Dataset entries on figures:
************

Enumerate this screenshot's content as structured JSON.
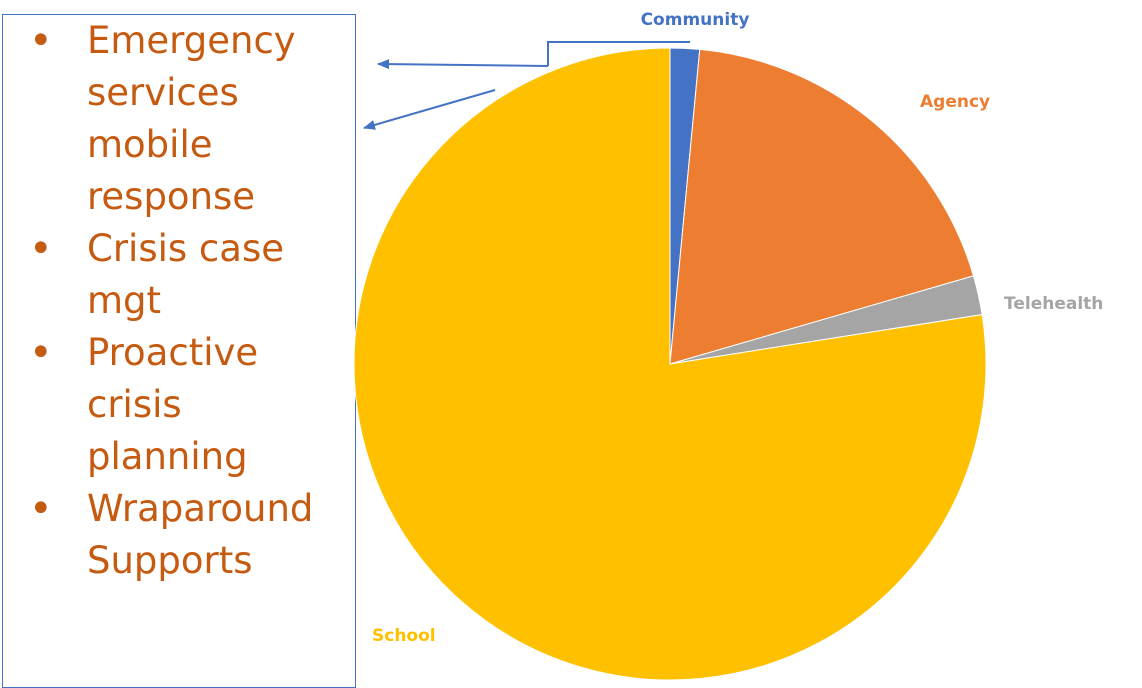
{
  "callout": {
    "items": [
      {
        "text": "Emergency services mobile response"
      },
      {
        "text": "Crisis case mgt"
      },
      {
        "text": "Proactive crisis planning"
      },
      {
        "text": "Wraparound Supports"
      }
    ],
    "bullet_glyph": "•",
    "text_color": "#C55A11",
    "border_color": "#4472C4"
  },
  "chart_data": {
    "type": "pie",
    "title": "",
    "start_angle_deg": 0,
    "direction": "clockwise",
    "slices": [
      {
        "label": "Community",
        "value": 1.5,
        "color": "#4472C4",
        "label_color": "#4472C4"
      },
      {
        "label": "Agency",
        "value": 19,
        "color": "#ED7D31",
        "label_color": "#ED7D31"
      },
      {
        "label": "Telehealth",
        "value": 2,
        "color": "#A5A5A5",
        "label_color": "#A5A5A5"
      },
      {
        "label": "School",
        "value": 77.5,
        "color": "#FFC000",
        "label_color": "#FFC000"
      }
    ],
    "arrow_color": "#4472C4"
  }
}
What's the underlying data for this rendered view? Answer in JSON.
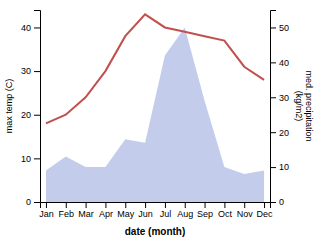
{
  "chart_data": {
    "type": "line",
    "categories": [
      "Jan",
      "Feb",
      "Mar",
      "Apr",
      "May",
      "Jun",
      "Jul",
      "Aug",
      "Sep",
      "Oct",
      "Nov",
      "Dec"
    ],
    "xlabel": "date (month)",
    "ylabel": "max temp (C)",
    "y2label": "med. precipitation\n(kg/m2)",
    "ylim": [
      0,
      44
    ],
    "yticks": [
      0,
      10,
      20,
      30,
      40
    ],
    "y2lim": [
      0,
      55
    ],
    "y2ticks": [
      0,
      10,
      20,
      30,
      40,
      50
    ],
    "series": [
      {
        "type": "area",
        "axis": "y2",
        "color": "#b8c4e8",
        "values": [
          9,
          13,
          10,
          10,
          18,
          17,
          42,
          50,
          29,
          10,
          8,
          9
        ]
      },
      {
        "type": "line",
        "color": "#c0504d",
        "values": [
          18,
          20,
          24,
          30,
          38,
          43,
          40,
          39,
          38,
          37,
          31,
          28
        ]
      }
    ]
  }
}
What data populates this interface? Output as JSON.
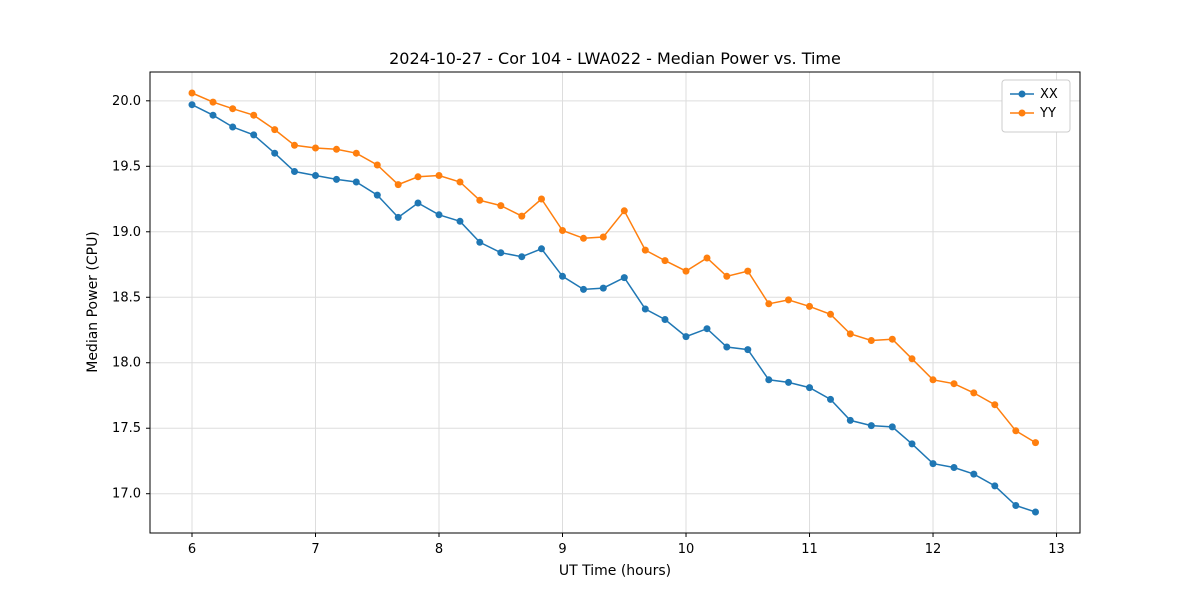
{
  "chart_data": {
    "type": "line",
    "title": "2024-10-27 - Cor 104 - LWA022 - Median Power vs. Time",
    "xlabel": "UT Time (hours)",
    "ylabel": "Median Power (CPU)",
    "xlim": [
      5.66,
      13.19
    ],
    "ylim": [
      16.7,
      20.22
    ],
    "xticks": [
      6,
      7,
      8,
      9,
      10,
      11,
      12,
      13
    ],
    "yticks": [
      17.0,
      17.5,
      18.0,
      18.5,
      19.0,
      19.5,
      20.0
    ],
    "grid": true,
    "legend_position": "upper right",
    "marker": "circle",
    "x": [
      6.0,
      6.17,
      6.33,
      6.5,
      6.67,
      6.83,
      7.0,
      7.17,
      7.33,
      7.5,
      7.67,
      7.83,
      8.0,
      8.17,
      8.33,
      8.5,
      8.67,
      8.83,
      9.0,
      9.17,
      9.33,
      9.5,
      9.67,
      9.83,
      10.0,
      10.17,
      10.33,
      10.5,
      10.67,
      10.83,
      11.0,
      11.17,
      11.33,
      11.5,
      11.67,
      11.83,
      12.0,
      12.17,
      12.33,
      12.5,
      12.67,
      12.83
    ],
    "series": [
      {
        "name": "XX",
        "color": "#1f77b4",
        "values": [
          19.97,
          19.89,
          19.8,
          19.74,
          19.6,
          19.46,
          19.43,
          19.4,
          19.38,
          19.28,
          19.11,
          19.22,
          19.13,
          19.08,
          18.92,
          18.84,
          18.81,
          18.87,
          18.66,
          18.56,
          18.57,
          18.65,
          18.41,
          18.33,
          18.2,
          18.26,
          18.12,
          18.1,
          17.87,
          17.85,
          17.81,
          17.72,
          17.56,
          17.52,
          17.51,
          17.38,
          17.23,
          17.2,
          17.15,
          17.06,
          16.91,
          16.86
        ]
      },
      {
        "name": "YY",
        "color": "#ff7f0e",
        "values": [
          20.06,
          19.99,
          19.94,
          19.89,
          19.78,
          19.66,
          19.64,
          19.63,
          19.6,
          19.51,
          19.36,
          19.42,
          19.43,
          19.38,
          19.24,
          19.2,
          19.12,
          19.25,
          19.01,
          18.95,
          18.96,
          19.16,
          18.86,
          18.78,
          18.7,
          18.8,
          18.66,
          18.7,
          18.45,
          18.48,
          18.43,
          18.37,
          18.22,
          18.17,
          18.18,
          18.03,
          17.87,
          17.84,
          17.77,
          17.68,
          17.48,
          17.39
        ]
      }
    ]
  }
}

************

In the records above, find each line holding "ylabel" and copy it.

■ Task response:
    "ylabel": "max temp (C)",
    "ylabel": "Median Power (CPU)",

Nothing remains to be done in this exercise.